» The request
Report only how many lines of the entries below contain the string "most".

» Entries
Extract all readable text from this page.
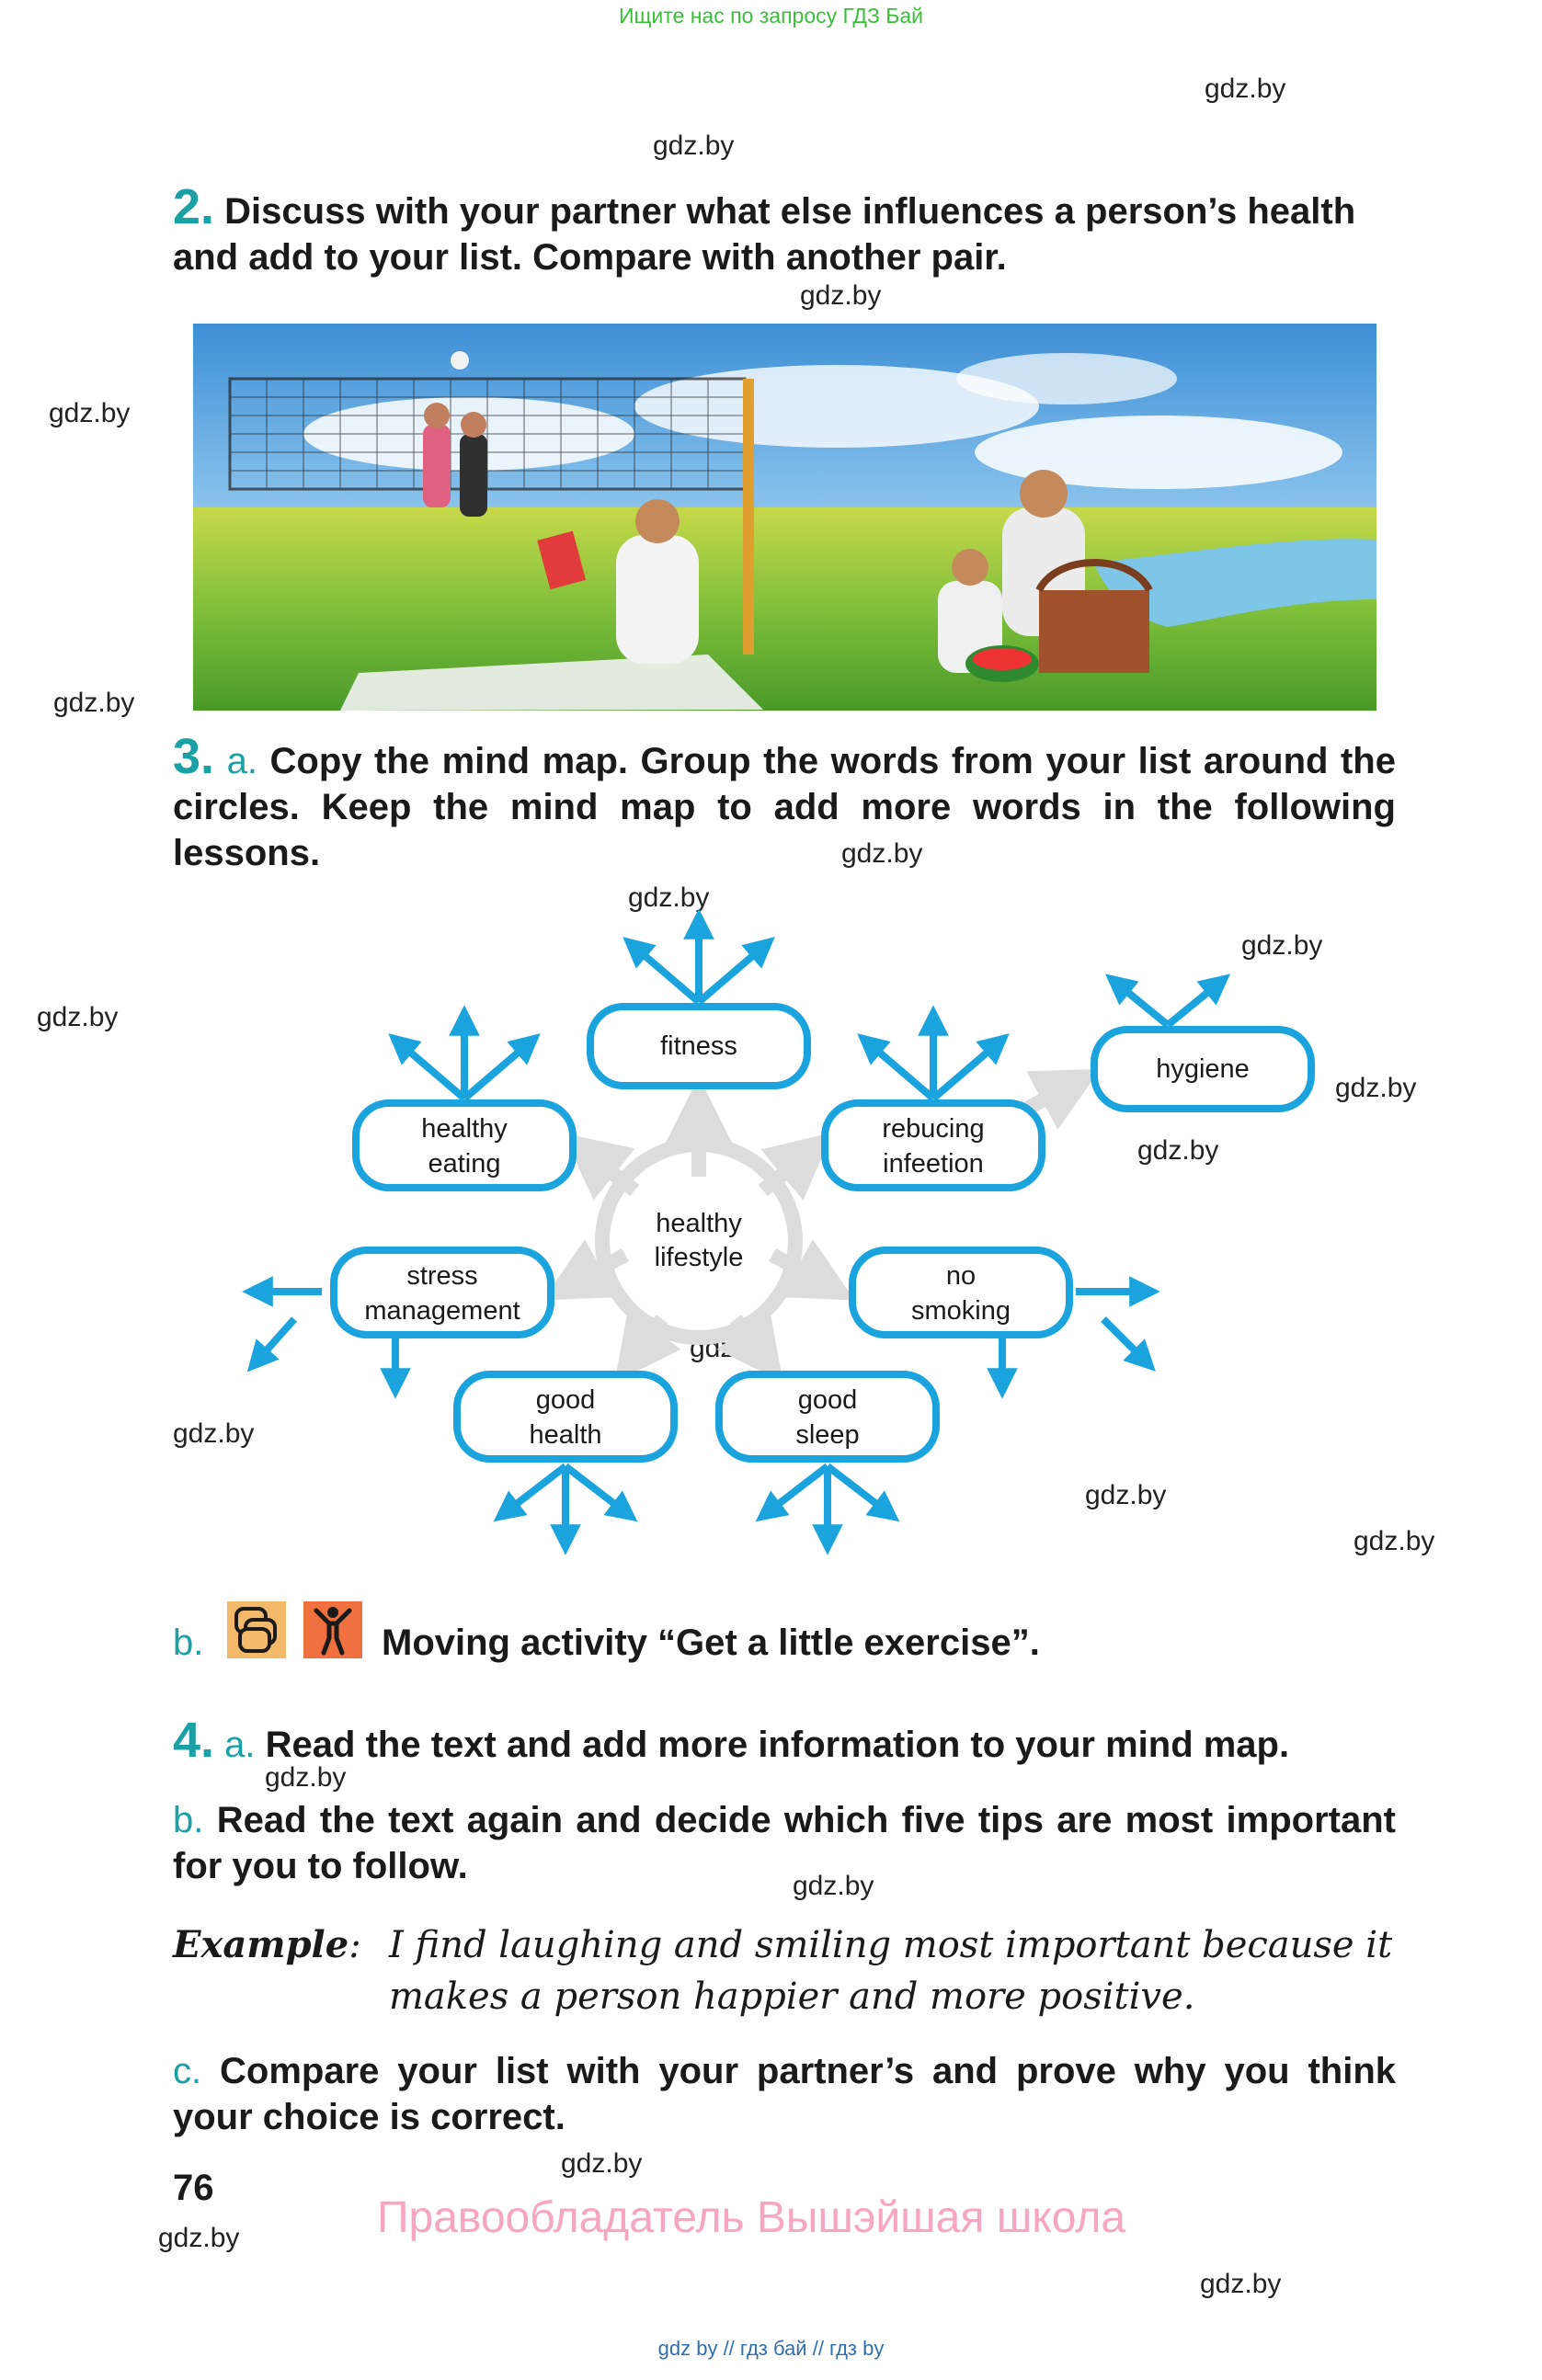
Ищите нас по запросу ГДЗ Бай
gdz.by
gdz.by
gdz.by
gdz.by
gdz.by
gdz.by
gdz.by
gdz.by
gdz.by
gdz.by
gdz.by
gdz.by
gdz.by
gdz.by
gdz.by
gdz.by
gdz.by
gdz.by
gdz.by
gdz.by
2. Discuss with your partner what else influences a person’s health and add to your list. Compare with another pair.
3. a. Copy the mind map. Group the words from your list around the circles. Keep the mind map to add more words in the following lessons.
healthy
lifestyle
fitness
hygiene
healthy
eating
rebucing
infeetion
stress
management
no
smoking
good
health
good
sleep
b.	Moving activity “Get a little exercise”.
4. a. Read the text and add more information to your mind map.
b. Read the text again and decide which five tips are most important for you to follow.
Example: I find laughing and smiling most important because it makes a person happier and more positive.
c. Compare your list with your partner’s and prove why you think your choice is correct.
76
Правообладатель Вышэйшая школа
gdz by // гдз бай // гдз by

» Complete output
2